**Task:** Take each line containing the word "Invoices" and copy it.

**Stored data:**
• • •

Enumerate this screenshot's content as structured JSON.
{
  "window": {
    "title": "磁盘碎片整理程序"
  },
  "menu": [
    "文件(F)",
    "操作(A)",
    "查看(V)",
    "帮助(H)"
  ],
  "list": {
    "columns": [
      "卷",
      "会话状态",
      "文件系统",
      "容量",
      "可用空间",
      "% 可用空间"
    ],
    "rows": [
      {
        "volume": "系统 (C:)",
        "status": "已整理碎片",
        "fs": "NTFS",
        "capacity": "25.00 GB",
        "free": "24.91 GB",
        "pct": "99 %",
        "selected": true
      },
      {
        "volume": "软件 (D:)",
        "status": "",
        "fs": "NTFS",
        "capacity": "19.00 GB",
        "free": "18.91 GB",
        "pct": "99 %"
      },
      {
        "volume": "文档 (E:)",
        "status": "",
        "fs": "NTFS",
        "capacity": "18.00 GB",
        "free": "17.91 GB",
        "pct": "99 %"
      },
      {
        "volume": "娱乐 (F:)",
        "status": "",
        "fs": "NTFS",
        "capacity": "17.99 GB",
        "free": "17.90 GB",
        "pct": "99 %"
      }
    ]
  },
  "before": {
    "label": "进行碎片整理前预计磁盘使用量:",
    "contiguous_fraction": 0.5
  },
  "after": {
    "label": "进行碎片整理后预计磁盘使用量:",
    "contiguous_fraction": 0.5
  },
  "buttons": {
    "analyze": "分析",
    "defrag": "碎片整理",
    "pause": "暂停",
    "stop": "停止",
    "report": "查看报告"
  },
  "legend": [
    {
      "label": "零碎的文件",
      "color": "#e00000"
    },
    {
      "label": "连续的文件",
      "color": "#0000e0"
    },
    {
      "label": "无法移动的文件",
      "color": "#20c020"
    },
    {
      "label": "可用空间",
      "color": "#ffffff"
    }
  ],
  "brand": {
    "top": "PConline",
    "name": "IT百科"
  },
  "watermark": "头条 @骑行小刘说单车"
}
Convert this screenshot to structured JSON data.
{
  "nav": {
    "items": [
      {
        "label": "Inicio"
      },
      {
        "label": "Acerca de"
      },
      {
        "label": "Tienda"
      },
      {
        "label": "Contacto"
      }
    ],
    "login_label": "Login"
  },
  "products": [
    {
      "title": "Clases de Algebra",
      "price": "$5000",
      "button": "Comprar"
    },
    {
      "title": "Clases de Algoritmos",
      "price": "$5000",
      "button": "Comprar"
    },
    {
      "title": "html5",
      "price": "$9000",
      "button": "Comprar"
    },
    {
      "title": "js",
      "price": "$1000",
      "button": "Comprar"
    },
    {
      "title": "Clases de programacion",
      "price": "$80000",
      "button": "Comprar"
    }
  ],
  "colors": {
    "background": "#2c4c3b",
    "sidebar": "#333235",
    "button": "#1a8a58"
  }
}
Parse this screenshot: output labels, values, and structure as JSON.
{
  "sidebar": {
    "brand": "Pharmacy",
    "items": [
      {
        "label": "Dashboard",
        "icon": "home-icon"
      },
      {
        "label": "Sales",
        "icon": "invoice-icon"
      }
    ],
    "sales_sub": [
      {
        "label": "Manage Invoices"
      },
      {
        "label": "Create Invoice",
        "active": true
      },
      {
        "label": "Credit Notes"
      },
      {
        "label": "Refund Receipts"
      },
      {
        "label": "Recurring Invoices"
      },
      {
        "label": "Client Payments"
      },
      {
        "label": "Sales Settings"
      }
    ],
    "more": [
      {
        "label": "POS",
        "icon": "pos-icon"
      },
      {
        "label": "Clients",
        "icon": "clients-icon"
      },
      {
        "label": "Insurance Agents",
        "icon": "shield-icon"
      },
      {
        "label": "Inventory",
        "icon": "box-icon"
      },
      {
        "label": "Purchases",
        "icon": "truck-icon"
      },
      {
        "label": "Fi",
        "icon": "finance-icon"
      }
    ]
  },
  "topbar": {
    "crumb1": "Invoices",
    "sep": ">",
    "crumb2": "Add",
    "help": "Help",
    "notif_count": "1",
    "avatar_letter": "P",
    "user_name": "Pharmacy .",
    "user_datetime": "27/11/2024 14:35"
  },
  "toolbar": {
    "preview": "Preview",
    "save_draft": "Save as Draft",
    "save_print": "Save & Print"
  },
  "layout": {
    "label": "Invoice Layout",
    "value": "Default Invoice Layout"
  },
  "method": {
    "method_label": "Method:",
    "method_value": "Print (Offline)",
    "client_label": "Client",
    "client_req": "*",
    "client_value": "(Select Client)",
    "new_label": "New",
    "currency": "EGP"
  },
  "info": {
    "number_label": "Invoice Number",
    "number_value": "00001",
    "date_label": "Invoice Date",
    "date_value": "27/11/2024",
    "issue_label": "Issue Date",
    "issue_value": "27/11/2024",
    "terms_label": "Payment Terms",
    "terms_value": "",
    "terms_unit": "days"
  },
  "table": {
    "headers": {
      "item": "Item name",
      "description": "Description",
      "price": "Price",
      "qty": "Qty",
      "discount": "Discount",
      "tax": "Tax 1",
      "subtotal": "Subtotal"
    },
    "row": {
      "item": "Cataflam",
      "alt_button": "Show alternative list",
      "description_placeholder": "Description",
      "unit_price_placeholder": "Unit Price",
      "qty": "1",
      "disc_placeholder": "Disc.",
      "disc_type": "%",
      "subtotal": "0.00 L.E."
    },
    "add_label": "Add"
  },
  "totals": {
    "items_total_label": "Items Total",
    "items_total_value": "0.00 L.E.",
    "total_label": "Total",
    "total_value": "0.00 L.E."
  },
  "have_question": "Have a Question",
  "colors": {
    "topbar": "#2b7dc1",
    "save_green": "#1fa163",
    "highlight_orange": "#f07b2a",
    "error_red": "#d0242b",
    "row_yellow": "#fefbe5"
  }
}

• • •

**Final result:**
        "label": "Manage Invoices"
        "label": "Recurring Invoices"
    "crumb1": "Invoices",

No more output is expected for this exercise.